- Görev 1
Suriyeli sığınmacılarla ilgili metne göre İdlip'te kaç asker şehit olmuştur?
- Görev 2
Suriyeli sığınmacılarla ilgili metinde "Değişmeyen tek gündemimiz, Suriye" ile başlayıp "göçmenlerdir." ile biten bölümün tamamını, "Rusya" yerine "İran" koyarak güncelleyin.
- Görev 3
Suriyeli sığınmacılarla ilgili metnin devamını yazın.

- Seçilmiş Metin
· · · ·

Gündem o kadar hızlı değişiyor ki baş döndüren türden.
Değişmeyen tek gündemimiz, Suriye içinde yaptığımız operasyonlar, şimdilerde
savaş ve şehit haberleri. Böyle devam ederse ne Suriye içinde yapacağımız
operasyonların sonu kesilecek ne de buna paralel olarak gelen şehit
haberlerinin sonu gelecek. Temennimiz askerimizin, burnunun kanamaması ve Rusya
ile yapılan ateşkesin kalıcı olması. Bir diğer konuda da yine Suriye ile
yakından ilgili olan Suriyeli sığınmacılar konusu. İçimizde yaşayan başka
ülkelere ait sığınmacılar da var ama 4 milyona yakın Suriyeli sığınmacı -öbür
sığınmacılara göre daha çok olduğundan olsa gerek- diğer sığınmacıların önüne
geçiyor. Dolayısıyla sığınmacı dendi mi bu ülkede ilk akla gelen, Suriyeli
göçmenlerdir.
Suriyeli sığınmacılar konusu sadece bugünün değil, Suriye
iç savaşının çıktığı 2011’den beri bu ülkenin gündeminde. Şu anda gündemin ilk
sırasına oturması, İdlip’te 36 askerimizin şehit olmasıyla birlikte
sığınmacılarla ilgili politika değişikliğine gitmemiz sebebiyledir. Nihayet üst perdeden
“Taahhütlerinizi yerine getirin yoksa kapıları açar, göçmenleri salarız” sözü pratiğe dönüştü ve sınır kapılarını açtık. İsteyen
sığınmacı gidebilir, dedik.

· · · ·

- Kayıt Alıntıları
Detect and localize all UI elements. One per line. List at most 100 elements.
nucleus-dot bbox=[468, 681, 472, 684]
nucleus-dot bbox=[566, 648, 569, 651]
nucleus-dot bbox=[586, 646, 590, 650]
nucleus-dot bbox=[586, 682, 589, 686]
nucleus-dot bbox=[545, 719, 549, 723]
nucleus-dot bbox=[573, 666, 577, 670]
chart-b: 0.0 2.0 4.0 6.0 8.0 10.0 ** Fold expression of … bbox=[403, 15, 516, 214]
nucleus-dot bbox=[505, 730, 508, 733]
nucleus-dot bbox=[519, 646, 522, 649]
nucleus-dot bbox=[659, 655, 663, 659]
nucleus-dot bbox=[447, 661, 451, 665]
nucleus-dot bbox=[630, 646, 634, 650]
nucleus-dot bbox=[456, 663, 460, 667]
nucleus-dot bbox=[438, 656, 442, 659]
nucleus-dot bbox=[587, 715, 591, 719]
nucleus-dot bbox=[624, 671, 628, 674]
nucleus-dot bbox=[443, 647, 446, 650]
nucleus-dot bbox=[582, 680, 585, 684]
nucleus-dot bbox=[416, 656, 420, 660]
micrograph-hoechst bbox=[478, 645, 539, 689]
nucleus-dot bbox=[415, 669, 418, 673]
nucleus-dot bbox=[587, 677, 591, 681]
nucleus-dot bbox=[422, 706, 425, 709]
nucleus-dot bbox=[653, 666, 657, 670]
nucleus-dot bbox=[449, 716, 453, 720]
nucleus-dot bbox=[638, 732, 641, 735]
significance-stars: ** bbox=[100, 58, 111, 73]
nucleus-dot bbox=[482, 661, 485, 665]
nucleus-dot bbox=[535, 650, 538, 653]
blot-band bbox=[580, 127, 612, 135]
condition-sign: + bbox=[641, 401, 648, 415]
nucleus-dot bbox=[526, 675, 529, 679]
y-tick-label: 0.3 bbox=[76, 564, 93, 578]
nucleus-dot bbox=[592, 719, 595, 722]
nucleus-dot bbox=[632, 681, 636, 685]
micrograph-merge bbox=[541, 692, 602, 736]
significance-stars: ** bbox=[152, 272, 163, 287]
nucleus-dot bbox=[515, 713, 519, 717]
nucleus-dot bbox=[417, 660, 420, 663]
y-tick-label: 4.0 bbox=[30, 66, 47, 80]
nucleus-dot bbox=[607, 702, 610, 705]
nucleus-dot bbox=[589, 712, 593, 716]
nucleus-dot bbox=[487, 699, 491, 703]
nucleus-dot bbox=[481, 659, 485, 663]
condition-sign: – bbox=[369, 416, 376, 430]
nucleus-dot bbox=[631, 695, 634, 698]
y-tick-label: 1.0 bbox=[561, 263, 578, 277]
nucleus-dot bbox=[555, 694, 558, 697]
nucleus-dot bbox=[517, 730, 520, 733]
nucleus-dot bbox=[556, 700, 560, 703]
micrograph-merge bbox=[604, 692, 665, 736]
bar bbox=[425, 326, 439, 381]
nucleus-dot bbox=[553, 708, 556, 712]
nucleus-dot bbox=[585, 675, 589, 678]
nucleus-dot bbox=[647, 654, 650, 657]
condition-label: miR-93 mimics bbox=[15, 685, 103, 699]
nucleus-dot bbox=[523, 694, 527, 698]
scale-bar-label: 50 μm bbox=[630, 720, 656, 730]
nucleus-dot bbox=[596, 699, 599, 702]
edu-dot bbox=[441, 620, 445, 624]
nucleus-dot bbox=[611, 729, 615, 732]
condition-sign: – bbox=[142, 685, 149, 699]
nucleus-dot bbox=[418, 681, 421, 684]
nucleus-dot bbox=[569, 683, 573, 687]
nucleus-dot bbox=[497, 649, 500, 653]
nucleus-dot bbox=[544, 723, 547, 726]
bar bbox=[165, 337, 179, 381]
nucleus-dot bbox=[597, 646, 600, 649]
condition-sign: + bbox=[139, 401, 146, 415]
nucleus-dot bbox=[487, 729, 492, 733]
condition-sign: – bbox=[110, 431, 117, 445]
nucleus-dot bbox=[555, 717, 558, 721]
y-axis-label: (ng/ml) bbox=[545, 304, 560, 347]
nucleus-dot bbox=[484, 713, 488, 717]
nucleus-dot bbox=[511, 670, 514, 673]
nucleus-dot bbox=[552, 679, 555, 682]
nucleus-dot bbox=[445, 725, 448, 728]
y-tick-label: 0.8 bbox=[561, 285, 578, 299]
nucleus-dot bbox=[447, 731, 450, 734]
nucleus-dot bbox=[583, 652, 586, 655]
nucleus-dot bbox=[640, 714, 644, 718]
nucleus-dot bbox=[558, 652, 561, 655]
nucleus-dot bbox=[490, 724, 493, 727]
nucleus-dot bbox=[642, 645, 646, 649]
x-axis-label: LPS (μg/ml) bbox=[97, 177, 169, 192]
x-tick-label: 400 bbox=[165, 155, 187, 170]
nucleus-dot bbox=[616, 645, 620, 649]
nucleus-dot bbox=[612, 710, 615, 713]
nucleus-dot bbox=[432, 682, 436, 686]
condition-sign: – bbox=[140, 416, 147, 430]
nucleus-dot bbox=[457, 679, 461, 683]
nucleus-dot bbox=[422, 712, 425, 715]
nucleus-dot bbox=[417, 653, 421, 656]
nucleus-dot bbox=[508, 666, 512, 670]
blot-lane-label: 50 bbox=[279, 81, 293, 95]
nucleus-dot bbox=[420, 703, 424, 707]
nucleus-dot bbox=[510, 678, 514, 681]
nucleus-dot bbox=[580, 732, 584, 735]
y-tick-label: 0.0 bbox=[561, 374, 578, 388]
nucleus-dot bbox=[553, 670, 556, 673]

· · · ·

- Görevin Cevabı 1
36 asker.

- Görevin Cevabı 2
Değişmeyen tek gündemimiz, Suriye içinde yaptığımız operasyonlar, şimdilerde
savaş ve şehit haberleri. Böyle devam ederse ne Suriye içinde yapacağımız
operasyonların sonu kesilecek ne de buna paralel olarak gelen şehit
haberlerinin sonu gelecek. Temennimiz askerimizin, burnunun kanamaması ve İran
ile yapılan ateşkesin kalıcı olması. Bir diğer konuda da yine Suriye ile
yakından ilgili olan Suriyeli sığınmacılar konusu. İçimizde yaşayan başka
ülkelere ait sığınmacılar da var ama 4 milyona yakın Suriyeli sığınmacı -öbür
sığınmacılara göre daha çok olduğundan olsa gerek- diğer sığınmacıların önüne
geçiyor. Dolayısıyla sığınmacı dendi mi bu ülkede ilk akla gelen, Suriyeli
göçmenlerdir.

- Görevin Cevabı 3
Göçmen veya Suriyeli sığınmacılar konusunda ülke olarak doğru
bir politika izledik mi? Bu soruya gönül rahatlığıyla maalesef evet
diyemiyorum. 2016 yılında AB'nin güvenliği adına, Suriyeli göçmenlerin
Türkiye'de tutulması ile ilgili AB ile bir anlaşma yapılmamalıydı. Suriye'den
ülkemize sığınanlar başta Avrupa olmak üzere istediği ülkeye gidebilmeliydiler.
Geldiğimiz noktada 2011 yılından itibaren ülkemize peyderpey gelen
sığınmacılar, değişik illerimize dağılarak yerleştiler. 36 şehidin ardından
"AB, anlaşmanın gereğini yerine getirmedi. Biz de kapıları açıyoruz, isteyen
gidebilir" dedikten sonra Avrupa'ya gitmek için ülkemizden ayrılıp
Yunanistan sınırına dayanan sığınmacıların çoğunluğu Afgan ve Pakistanlı.
Beklenildiği gibi ülkeden Suriyeli sığınmacı çıkmadı. Çünkü Suriyelilerin çoğu
ülkemizde iş buldu, çalışıyor. Çoğunun burada çocuğu dünyaya geldi.
İnsanımızdan Suriyelilerle evlenenlerin sayısı da az değil. Buradaki
Suriyeliler Avrupa'ya gitmek istese orada hayatlarına sıfırdan başlamaları
gerekecek. Bu riski kaç kişi göze alır? Halen Yunanistan sınırında bekletilen sığınmacıların
geri dönmesi de yüksek ihtimal.
Hasılı
içimizde yaşayan başta Suriyeliler olmak üzere sığınmacılar bu ülkede kalıcı.
Çoğu bu ülkede kalmaya devam edeceği gibi bir taraftan da kaçak yollarla
ülkemize göçmen gelmeye devam ediyor. Ülkemizden gitmeleri için Avrupa,
göçmenleri ülkelerine kabul ederse veya Suriye'de Beşşar Esad dönemi sona erer,
yerine gelen yönetim, Suriye'yi terk etmiş vatandaşlarına kapıyı açar, eski
evlerine ve işlerine dönebilme garantisi verirse ülkemizden çoğunluğu gidebilir
ya da Türkiye'nin önerdiği fakat dünyaya kabul ettiremediği güvenli bölge
modeli hayata geçirilir, oralarda Suriyelilere ev yapılır, iş verilirse belki o
zaman ülkemizden ayrılabilirler. Göçmenler kendilerine önerilen yere ancak
buradaki imkanlardan daha iyi imkanlara kavuşursa giderler.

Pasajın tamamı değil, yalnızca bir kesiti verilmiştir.